A run of records:
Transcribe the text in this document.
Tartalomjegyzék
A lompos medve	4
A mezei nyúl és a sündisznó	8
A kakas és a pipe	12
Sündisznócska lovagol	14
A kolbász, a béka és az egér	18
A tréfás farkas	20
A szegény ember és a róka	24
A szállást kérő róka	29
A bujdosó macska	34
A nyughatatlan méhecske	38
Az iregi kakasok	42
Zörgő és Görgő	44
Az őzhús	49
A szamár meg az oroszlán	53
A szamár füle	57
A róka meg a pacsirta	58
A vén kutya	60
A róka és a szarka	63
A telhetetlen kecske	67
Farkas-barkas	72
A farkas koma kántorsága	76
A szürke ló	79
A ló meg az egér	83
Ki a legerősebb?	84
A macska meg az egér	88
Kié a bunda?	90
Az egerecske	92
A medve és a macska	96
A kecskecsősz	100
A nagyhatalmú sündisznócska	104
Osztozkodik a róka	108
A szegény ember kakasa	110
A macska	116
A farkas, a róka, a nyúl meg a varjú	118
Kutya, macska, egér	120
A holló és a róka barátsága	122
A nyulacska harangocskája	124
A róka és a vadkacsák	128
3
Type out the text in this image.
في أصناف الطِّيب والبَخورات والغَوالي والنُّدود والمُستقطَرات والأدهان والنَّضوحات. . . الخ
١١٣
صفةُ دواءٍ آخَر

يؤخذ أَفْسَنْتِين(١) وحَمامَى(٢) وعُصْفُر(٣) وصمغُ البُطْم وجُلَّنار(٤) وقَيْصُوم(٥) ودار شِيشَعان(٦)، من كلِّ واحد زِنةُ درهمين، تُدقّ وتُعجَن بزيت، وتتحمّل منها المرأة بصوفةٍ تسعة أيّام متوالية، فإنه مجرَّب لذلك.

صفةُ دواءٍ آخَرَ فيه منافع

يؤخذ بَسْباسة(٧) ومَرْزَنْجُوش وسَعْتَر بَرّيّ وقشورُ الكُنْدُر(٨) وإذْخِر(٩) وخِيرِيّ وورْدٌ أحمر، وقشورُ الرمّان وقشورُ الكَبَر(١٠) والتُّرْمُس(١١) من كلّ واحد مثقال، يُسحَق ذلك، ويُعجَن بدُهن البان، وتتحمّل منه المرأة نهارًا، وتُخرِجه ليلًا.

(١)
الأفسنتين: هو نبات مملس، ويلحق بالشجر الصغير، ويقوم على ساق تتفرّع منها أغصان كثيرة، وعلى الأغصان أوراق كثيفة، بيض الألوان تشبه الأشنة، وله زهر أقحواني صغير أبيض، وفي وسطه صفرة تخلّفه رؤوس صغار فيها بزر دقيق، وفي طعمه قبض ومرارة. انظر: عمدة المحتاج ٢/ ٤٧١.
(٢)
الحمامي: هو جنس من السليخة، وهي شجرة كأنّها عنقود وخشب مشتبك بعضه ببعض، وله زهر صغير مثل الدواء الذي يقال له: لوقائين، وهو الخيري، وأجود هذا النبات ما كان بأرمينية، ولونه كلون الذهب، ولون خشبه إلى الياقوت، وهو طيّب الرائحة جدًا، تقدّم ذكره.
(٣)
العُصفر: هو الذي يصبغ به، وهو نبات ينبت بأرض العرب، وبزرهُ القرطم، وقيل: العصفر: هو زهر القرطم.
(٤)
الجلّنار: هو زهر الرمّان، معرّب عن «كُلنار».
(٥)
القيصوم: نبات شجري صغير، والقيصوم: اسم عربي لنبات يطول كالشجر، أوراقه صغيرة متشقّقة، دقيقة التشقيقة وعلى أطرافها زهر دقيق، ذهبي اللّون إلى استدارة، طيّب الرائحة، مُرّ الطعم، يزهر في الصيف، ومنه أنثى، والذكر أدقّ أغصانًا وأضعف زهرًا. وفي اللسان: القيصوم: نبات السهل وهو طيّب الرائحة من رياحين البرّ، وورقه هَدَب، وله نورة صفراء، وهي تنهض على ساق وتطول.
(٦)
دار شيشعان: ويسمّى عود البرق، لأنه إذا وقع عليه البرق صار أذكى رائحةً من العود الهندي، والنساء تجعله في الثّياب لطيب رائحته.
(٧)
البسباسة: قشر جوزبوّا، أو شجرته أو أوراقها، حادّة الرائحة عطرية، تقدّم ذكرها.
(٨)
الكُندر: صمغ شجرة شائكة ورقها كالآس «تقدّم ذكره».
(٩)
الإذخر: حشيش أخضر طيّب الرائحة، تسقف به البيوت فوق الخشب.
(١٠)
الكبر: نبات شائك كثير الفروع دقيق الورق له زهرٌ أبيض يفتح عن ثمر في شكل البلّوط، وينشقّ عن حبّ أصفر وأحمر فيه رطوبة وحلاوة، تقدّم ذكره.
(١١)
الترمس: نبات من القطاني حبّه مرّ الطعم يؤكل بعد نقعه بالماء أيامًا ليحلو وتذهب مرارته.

» Stated goal
Repeat every entry word for word.

» Result
Transcribe the text in this document.
Tartalomjegyzék
A lompos medve	4
A mezei nyúl és a sündisznó	8
A kakas és a pipe	12
Sündisznócska lovagol	14
A kolbász, a béka és az egér	18
A tréfás farkas	20
A szegény ember és a róka	24
A szállást kérő róka	29
A bujdosó macska	34
A nyughatatlan méhecske	38
Az iregi kakasok	42
Zörgő és Görgő	44
Az őzhús	49
A szamár meg az oroszlán	53
A szamár füle	57
A róka meg a pacsirta	58
A vén kutya	60
A róka és a szarka	63
A telhetetlen kecske	67
Farkas-barkas	72
A farkas koma kántorsága	76
A szürke ló	79
A ló meg az egér	83
Ki a legerősebb?	84
A macska meg az egér	88
Kié a bunda?	90
Az egerecske	92
A medve és a macska	96
A kecskecsősz	100
A nagyhatalmú sündisznócska	104
Osztozkodik a róka	108
A szegény ember kakasa	110
A macska	116
A farkas, a róka, a nyúl meg a varjú	118
Kutya, macska, egér	120
A holló és a róka barátsága	122
A nyulacska harangocskája	124
A róka és a vadkacsák	128
3
Type out the text in this image.
في أصناف الطِّيب والبَخورات والغَوالي والنُّدود والمُستقطَرات والأدهان والنَّضوحات. . . الخ
١١٣
صفةُ دواءٍ آخَر

يؤخذ أَفْسَنْتِين(١) وحَمامَى(٢) وعُصْفُر(٣) وصمغُ البُطْم وجُلَّنار(٤) وقَيْصُوم(٥) ودار شِيشَعان(٦)، من كلِّ واحد زِنةُ درهمين، تُدقّ وتُعجَن بزيت، وتتحمّل منها المرأة بصوفةٍ تسعة أيّام متوالية، فإنه مجرَّب لذلك.

صفةُ دواءٍ آخَرَ فيه منافع

يؤخذ بَسْباسة(٧) ومَرْزَنْجُوش وسَعْتَر بَرّيّ وقشورُ الكُنْدُر(٨) وإذْخِر(٩) وخِيرِيّ وورْدٌ أحمر، وقشورُ الرمّان وقشورُ الكَبَر(١٠) والتُّرْمُس(١١) من كلّ واحد مثقال، يُسحَق ذلك، ويُعجَن بدُهن البان، وتتحمّل منه المرأة نهارًا، وتُخرِجه ليلًا.

(١)
الأفسنتين: هو نبات مملس، ويلحق بالشجر الصغير، ويقوم على ساق تتفرّع منها أغصان كثيرة، وعلى الأغصان أوراق كثيفة، بيض الألوان تشبه الأشنة، وله زهر أقحواني صغير أبيض، وفي وسطه صفرة تخلّفه رؤوس صغار فيها بزر دقيق، وفي طعمه قبض ومرارة. انظر: عمدة المحتاج ٢/ ٤٧١.
(٢)
الحمامي: هو جنس من السليخة، وهي شجرة كأنّها عنقود وخشب مشتبك بعضه ببعض، وله زهر صغير مثل الدواء الذي يقال له: لوقائين، وهو الخيري، وأجود هذا النبات ما كان بأرمينية، ولونه كلون الذهب، ولون خشبه إلى الياقوت، وهو طيّب الرائحة جدًا، تقدّم ذكره.
(٣)
العُصفر: هو الذي يصبغ به، وهو نبات ينبت بأرض العرب، وبزرهُ القرطم، وقيل: العصفر: هو زهر القرطم.
(٤)
الجلّنار: هو زهر الرمّان، معرّب عن «كُلنار».
(٥)
القيصوم: نبات شجري صغير، والقيصوم: اسم عربي لنبات يطول كالشجر، أوراقه صغيرة متشقّقة، دقيقة التشقيقة وعلى أطرافها زهر دقيق، ذهبي اللّون إلى استدارة، طيّب الرائحة، مُرّ الطعم، يزهر في الصيف، ومنه أنثى، والذكر أدقّ أغصانًا وأضعف زهرًا. وفي اللسان: القيصوم: نبات السهل وهو طيّب الرائحة من رياحين البرّ، وورقه هَدَب، وله نورة صفراء، وهي تنهض على ساق وتطول.
(٦)
دار شيشعان: ويسمّى عود البرق، لأنه إذا وقع عليه البرق صار أذكى رائحةً من العود الهندي، والنساء تجعله في الثّياب لطيب رائحته.
(٧)
البسباسة: قشر جوزبوّا، أو شجرته أو أوراقها، حادّة الرائحة عطرية، تقدّم ذكرها.
(٨)
الكُندر: صمغ شجرة شائكة ورقها كالآس «تقدّم ذكره».
(٩)
الإذخر: حشيش أخضر طيّب الرائحة، تسقف به البيوت فوق الخشب.
(١٠)
الكبر: نبات شائك كثير الفروع دقيق الورق له زهرٌ أبيض يفتح عن ثمر في شكل البلّوط، وينشقّ عن حبّ أصفر وأحمر فيه رطوبة وحلاوة، تقدّم ذكره.
(١١)
الترمس: نبات من القطاني حبّه مرّ الطعم يؤكل بعد نقعه بالماء أيامًا ليحلو وتذهب مرارته.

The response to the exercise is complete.